━━ The data ━━

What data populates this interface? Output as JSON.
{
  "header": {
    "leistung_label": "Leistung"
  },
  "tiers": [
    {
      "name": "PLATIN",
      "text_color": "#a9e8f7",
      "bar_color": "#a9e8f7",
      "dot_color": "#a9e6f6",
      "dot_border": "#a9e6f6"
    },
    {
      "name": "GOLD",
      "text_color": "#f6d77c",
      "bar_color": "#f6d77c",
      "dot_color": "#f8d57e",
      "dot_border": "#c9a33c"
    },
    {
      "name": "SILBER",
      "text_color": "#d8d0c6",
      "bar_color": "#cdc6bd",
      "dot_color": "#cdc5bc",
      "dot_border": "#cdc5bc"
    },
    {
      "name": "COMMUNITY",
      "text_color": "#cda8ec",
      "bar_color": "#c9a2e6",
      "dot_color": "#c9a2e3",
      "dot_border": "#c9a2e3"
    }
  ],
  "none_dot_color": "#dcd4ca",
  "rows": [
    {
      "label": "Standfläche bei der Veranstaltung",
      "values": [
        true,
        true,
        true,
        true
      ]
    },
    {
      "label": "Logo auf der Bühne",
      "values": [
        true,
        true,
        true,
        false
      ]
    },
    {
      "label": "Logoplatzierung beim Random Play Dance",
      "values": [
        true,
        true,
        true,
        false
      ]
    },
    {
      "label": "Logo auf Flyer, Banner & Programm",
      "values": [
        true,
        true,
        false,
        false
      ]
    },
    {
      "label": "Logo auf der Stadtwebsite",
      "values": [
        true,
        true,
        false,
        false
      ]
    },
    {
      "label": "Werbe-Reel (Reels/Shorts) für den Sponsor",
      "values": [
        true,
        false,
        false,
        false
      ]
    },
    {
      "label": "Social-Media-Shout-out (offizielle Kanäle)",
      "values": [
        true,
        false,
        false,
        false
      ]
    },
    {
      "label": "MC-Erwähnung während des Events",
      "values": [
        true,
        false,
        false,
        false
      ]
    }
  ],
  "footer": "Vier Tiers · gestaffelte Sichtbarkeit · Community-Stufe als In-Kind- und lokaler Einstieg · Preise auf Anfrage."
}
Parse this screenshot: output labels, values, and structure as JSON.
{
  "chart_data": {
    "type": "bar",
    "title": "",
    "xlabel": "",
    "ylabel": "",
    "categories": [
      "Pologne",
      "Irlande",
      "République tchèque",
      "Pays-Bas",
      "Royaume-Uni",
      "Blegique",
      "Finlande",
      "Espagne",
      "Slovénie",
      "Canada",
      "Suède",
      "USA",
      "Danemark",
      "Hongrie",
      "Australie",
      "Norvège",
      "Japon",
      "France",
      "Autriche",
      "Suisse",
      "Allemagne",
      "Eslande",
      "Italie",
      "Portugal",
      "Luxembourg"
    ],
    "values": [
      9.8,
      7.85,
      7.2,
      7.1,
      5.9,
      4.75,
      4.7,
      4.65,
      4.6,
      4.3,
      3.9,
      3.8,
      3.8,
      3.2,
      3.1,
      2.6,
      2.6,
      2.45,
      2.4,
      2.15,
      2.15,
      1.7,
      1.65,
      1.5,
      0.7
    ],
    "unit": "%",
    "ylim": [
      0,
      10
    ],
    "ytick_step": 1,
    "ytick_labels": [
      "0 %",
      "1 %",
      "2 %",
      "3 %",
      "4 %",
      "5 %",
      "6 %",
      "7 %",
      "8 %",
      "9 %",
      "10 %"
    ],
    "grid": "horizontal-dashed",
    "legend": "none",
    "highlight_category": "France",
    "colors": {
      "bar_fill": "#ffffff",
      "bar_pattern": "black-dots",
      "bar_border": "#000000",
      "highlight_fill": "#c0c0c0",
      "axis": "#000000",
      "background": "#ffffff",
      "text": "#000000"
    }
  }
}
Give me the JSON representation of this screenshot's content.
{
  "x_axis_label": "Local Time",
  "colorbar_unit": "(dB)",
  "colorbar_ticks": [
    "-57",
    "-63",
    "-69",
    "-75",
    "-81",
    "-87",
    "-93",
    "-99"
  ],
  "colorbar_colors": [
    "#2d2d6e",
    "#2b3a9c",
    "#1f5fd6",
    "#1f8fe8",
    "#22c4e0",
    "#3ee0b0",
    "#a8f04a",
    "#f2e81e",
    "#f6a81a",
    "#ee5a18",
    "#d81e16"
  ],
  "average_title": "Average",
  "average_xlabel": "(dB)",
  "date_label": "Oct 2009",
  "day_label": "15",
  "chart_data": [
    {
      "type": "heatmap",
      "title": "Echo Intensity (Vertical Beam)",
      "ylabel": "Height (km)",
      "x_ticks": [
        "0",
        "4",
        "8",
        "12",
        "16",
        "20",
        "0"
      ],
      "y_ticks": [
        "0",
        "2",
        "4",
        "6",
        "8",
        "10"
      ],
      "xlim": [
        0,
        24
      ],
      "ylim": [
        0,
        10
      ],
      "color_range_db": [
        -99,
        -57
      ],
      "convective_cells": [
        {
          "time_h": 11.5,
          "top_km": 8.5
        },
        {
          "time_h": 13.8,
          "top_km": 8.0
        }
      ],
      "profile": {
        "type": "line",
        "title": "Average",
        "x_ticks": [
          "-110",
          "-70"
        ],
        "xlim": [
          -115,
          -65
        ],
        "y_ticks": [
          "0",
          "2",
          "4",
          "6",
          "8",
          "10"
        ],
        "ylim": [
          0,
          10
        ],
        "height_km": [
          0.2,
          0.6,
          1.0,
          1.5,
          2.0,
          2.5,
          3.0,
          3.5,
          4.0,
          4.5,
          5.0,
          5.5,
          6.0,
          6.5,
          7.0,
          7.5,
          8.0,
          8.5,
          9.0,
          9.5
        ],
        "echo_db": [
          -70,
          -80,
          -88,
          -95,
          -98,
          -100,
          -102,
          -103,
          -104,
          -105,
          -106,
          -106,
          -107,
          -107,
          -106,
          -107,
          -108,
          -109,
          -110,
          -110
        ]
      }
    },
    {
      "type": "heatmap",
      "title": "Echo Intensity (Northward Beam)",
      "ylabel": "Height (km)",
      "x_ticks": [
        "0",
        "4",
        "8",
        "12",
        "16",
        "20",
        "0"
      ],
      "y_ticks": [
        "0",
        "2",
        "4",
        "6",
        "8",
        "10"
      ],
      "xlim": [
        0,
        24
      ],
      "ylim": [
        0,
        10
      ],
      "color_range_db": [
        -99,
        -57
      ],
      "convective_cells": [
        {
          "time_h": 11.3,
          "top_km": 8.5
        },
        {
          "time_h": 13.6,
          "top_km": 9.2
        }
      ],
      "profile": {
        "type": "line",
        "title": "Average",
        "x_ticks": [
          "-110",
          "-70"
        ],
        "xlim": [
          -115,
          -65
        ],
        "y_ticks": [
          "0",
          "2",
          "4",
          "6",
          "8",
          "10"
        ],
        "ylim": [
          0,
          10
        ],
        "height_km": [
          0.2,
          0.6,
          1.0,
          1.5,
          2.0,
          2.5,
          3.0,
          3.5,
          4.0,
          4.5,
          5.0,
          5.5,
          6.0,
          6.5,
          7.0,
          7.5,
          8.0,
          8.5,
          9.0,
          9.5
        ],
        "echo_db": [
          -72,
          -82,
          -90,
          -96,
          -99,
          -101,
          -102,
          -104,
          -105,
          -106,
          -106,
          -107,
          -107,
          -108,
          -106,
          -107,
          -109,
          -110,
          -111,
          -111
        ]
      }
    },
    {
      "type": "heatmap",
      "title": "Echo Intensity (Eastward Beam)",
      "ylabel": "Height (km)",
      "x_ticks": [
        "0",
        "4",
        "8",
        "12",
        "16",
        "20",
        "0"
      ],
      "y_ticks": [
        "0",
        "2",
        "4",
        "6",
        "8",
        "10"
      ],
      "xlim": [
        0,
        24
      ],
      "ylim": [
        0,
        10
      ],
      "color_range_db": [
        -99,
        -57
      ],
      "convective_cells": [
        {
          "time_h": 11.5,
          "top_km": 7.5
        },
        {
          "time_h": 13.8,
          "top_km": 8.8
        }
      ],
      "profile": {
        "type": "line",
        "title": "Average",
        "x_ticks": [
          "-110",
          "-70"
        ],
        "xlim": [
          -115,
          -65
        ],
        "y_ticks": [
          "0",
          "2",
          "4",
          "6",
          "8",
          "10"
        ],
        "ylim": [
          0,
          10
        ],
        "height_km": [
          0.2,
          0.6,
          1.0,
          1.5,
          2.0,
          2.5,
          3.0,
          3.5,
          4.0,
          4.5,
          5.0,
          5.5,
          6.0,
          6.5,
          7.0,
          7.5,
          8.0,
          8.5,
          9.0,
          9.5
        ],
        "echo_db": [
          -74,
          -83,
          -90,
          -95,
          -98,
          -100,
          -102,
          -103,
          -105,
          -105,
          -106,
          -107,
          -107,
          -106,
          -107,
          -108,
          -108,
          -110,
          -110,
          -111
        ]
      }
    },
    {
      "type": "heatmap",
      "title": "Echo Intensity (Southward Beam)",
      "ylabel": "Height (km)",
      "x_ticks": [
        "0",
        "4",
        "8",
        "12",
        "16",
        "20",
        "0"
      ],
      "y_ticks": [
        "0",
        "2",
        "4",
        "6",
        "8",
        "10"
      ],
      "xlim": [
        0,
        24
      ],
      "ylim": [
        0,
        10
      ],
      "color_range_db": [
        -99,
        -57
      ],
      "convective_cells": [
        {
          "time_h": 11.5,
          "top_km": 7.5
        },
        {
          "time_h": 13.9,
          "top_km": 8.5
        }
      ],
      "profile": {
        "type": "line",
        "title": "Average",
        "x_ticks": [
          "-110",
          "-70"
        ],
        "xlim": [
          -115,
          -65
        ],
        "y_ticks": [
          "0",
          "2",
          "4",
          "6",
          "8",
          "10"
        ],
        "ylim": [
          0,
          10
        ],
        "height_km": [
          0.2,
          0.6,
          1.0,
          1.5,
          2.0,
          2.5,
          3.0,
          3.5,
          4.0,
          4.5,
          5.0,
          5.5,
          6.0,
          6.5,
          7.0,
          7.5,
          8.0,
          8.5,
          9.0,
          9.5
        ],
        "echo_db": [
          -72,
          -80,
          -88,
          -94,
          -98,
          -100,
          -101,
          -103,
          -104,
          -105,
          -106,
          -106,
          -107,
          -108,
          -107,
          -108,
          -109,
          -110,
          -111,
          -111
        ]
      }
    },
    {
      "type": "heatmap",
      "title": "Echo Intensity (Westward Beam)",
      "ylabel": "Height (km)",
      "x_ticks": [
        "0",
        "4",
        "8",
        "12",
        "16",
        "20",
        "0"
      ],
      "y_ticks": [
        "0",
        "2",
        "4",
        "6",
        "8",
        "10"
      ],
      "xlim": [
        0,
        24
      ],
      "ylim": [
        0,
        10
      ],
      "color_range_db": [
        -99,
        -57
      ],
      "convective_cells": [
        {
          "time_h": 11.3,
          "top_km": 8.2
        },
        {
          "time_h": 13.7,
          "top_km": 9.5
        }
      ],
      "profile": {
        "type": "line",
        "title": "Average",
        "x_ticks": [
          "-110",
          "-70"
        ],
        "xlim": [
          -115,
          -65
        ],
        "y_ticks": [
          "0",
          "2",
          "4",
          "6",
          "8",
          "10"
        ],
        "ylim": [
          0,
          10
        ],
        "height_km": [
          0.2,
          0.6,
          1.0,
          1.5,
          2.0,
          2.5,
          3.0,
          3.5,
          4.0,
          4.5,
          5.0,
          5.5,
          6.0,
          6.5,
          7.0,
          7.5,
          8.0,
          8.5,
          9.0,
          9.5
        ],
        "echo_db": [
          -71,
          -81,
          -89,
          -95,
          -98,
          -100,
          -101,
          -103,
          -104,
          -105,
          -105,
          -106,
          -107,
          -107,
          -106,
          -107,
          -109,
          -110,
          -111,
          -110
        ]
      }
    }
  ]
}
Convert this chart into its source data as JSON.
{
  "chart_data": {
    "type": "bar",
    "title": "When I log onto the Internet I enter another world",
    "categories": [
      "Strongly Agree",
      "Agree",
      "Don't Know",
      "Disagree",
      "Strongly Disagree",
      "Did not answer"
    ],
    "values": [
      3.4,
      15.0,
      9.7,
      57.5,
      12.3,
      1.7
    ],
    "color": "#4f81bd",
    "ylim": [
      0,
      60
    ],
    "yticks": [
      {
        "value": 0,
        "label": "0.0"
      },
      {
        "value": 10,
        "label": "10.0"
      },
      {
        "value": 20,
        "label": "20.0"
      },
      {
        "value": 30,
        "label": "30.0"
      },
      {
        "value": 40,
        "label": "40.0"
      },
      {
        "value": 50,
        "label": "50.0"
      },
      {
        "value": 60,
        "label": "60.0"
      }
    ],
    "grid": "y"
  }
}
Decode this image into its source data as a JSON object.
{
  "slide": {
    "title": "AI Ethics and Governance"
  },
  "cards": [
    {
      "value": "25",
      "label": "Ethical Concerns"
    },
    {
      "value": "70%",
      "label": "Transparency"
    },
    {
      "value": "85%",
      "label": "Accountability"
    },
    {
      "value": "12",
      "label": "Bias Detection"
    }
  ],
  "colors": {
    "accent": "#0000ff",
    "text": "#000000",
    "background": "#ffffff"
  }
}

━━━

*What to do:* Pick out the lines containing the word "Intensity" and show them.

*Response to this exercise:*
      "title": "Echo Intensity (Vertical Beam)",
      "title": "Echo Intensity (Northward Beam)",
      "title": "Echo Intensity (Eastward Beam)",
      "title": "Echo Intensity (Southward Beam)",
      "title": "Echo Intensity (Westward Beam)",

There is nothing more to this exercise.